Stored records:
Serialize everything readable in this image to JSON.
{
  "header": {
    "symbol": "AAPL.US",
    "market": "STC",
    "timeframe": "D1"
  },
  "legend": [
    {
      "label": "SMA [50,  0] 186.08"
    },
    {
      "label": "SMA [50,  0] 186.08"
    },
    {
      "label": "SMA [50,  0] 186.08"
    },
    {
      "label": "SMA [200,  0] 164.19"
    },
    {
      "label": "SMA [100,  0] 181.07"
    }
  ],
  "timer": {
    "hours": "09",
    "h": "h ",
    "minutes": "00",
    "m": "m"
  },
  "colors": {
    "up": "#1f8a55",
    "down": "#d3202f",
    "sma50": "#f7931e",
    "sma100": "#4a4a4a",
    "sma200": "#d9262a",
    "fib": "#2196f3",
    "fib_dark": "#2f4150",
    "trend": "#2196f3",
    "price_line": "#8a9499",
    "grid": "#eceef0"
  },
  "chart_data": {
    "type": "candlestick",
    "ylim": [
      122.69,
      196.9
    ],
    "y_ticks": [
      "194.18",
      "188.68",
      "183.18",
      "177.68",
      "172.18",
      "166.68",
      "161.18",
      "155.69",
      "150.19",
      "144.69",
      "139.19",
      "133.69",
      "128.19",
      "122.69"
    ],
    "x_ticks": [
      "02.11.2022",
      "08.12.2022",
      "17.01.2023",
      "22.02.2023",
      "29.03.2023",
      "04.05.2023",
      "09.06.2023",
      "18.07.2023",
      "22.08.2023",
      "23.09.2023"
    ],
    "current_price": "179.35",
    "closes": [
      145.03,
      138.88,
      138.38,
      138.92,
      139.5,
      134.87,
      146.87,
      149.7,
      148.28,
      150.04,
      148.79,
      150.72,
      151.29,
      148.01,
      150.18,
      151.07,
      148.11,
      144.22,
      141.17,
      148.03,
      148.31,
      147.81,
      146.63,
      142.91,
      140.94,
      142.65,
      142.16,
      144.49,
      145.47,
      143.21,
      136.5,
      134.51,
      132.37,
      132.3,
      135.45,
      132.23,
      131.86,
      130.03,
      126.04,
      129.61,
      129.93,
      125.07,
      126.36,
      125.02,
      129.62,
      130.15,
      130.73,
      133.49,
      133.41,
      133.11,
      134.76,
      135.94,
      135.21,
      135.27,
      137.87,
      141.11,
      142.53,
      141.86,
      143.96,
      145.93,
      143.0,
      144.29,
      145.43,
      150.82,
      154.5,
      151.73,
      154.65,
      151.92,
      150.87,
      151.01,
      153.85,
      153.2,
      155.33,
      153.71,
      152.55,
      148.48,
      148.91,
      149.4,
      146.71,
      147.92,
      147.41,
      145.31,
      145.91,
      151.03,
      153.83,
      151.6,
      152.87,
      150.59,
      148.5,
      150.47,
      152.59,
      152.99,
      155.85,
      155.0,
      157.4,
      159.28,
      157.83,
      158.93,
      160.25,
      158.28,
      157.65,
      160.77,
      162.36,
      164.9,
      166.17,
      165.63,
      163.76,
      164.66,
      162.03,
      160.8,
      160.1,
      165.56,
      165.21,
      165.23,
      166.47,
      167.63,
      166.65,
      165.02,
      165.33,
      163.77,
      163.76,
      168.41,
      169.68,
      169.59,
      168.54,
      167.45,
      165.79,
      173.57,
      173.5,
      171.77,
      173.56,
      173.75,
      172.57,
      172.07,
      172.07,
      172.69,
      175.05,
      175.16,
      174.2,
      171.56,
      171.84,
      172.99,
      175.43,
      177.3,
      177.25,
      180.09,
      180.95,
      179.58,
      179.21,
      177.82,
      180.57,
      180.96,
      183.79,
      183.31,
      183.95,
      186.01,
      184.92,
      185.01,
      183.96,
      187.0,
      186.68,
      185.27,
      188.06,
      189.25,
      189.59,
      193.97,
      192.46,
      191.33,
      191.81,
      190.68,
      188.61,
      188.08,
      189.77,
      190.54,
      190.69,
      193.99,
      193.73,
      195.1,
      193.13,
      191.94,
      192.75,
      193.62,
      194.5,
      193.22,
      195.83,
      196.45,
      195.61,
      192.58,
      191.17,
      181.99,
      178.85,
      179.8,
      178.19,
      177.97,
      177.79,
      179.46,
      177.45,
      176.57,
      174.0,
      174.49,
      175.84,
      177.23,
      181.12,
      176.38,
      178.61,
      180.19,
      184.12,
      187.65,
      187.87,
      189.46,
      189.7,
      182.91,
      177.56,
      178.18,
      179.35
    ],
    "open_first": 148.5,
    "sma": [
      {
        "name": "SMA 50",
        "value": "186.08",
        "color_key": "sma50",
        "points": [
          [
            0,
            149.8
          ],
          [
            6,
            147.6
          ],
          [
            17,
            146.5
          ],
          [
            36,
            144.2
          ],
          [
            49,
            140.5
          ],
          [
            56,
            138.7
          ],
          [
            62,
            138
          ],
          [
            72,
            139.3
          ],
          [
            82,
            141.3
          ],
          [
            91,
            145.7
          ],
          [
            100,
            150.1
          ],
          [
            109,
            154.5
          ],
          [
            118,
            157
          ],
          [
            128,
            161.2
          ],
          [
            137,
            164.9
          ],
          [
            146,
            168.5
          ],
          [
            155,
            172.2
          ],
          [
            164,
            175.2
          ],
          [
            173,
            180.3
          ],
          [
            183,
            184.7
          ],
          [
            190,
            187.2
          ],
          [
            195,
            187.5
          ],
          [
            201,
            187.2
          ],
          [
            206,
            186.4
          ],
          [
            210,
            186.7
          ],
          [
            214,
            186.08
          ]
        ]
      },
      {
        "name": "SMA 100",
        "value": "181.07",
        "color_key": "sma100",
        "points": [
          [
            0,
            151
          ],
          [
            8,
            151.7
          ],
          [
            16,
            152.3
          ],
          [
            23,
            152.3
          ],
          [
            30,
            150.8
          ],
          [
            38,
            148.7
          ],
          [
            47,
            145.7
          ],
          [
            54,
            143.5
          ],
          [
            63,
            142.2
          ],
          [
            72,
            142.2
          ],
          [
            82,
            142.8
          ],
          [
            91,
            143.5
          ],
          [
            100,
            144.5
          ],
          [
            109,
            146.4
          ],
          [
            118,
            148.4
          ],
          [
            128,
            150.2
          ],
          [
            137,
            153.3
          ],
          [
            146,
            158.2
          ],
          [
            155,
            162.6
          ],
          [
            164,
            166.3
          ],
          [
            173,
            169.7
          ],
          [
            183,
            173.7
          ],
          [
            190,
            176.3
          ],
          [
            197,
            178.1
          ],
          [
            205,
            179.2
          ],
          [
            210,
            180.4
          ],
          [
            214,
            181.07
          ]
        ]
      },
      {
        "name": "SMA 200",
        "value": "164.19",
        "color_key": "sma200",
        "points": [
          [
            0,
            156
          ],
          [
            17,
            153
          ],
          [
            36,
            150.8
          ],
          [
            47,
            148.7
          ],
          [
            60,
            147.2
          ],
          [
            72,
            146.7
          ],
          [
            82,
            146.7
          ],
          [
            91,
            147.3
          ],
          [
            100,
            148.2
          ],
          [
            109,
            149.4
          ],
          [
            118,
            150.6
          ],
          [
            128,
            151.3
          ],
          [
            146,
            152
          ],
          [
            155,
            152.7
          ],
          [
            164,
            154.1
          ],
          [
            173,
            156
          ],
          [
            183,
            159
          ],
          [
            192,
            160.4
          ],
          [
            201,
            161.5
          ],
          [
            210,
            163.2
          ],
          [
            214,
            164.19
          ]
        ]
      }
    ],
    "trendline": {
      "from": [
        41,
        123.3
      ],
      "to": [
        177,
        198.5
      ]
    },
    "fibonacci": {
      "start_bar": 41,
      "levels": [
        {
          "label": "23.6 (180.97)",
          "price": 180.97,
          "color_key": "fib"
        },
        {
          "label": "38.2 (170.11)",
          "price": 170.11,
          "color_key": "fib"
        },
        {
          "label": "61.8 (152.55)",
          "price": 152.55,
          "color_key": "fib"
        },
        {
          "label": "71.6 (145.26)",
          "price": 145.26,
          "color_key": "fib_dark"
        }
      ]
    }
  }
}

→ **Instructions for the task**:
Figure out how many lines of the data above include "label", then give the number and nothing more.

→ **Solution to this problem**:
9